═════ Material for the task

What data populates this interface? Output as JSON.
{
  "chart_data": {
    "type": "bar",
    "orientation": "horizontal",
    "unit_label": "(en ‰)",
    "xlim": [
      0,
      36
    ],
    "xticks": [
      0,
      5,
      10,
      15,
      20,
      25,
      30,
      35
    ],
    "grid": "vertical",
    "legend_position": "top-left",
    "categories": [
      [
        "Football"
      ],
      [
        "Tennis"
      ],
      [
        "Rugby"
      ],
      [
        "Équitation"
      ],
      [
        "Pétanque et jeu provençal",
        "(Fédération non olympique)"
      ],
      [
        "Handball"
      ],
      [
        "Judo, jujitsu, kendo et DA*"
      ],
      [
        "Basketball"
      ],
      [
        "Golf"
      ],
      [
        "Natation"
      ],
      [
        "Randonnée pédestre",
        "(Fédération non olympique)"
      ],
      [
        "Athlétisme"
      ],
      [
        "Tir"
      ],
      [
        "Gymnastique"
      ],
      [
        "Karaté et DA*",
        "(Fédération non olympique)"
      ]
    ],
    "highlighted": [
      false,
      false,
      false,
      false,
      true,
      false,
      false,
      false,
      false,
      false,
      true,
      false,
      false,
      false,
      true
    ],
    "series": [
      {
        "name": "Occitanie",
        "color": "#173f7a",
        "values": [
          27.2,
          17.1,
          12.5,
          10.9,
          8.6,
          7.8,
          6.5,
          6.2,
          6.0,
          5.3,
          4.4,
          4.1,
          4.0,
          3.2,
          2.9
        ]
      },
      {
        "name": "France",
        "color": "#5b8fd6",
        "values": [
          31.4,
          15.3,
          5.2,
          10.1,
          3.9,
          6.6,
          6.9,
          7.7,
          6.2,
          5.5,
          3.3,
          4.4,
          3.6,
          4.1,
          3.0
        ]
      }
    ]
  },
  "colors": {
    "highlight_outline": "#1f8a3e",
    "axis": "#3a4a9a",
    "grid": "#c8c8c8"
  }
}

══════════
═════ Material for the task

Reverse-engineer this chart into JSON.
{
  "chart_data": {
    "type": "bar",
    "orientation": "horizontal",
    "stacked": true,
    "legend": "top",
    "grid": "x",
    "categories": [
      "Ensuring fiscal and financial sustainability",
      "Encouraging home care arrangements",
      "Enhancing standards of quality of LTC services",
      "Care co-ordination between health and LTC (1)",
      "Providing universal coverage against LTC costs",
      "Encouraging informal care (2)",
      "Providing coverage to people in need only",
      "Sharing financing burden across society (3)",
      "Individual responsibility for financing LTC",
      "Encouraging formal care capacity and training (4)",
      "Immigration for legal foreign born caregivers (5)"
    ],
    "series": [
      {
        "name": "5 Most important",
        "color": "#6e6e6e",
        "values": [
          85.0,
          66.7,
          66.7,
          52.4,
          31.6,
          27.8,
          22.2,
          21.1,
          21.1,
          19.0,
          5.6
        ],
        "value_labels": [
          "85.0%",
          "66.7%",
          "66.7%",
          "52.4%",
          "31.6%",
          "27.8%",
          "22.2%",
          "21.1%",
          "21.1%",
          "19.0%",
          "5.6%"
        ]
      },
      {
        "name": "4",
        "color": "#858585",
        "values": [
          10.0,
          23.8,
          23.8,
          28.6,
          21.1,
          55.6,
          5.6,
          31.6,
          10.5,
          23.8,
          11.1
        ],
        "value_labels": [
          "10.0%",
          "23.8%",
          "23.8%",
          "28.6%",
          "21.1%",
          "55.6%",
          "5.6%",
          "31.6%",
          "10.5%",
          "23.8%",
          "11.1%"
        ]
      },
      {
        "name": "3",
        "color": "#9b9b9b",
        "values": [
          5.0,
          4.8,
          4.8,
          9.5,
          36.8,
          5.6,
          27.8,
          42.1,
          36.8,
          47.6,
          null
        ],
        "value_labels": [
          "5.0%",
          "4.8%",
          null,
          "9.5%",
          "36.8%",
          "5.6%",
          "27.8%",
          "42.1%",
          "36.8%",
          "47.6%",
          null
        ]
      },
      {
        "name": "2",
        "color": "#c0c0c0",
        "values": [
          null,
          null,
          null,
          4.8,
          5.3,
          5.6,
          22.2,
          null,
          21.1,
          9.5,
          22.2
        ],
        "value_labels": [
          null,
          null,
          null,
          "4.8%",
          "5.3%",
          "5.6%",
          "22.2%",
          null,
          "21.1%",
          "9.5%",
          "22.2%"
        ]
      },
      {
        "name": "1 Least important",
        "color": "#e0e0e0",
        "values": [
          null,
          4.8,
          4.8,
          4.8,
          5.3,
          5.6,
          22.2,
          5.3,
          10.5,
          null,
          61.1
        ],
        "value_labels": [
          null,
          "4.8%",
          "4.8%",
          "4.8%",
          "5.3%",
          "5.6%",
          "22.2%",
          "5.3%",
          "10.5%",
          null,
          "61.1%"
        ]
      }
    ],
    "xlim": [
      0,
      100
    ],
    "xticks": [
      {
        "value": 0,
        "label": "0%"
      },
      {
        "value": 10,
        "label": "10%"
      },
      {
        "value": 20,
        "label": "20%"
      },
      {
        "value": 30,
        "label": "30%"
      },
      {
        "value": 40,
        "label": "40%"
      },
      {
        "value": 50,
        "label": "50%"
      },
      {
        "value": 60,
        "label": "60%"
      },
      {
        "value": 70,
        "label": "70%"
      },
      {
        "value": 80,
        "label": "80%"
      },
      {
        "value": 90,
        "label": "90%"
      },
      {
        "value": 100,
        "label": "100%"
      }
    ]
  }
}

══════════

** What you need to do **
Supply the count of lines in the entries that contain the word "JSON", and nothing besides.

** Reply **
2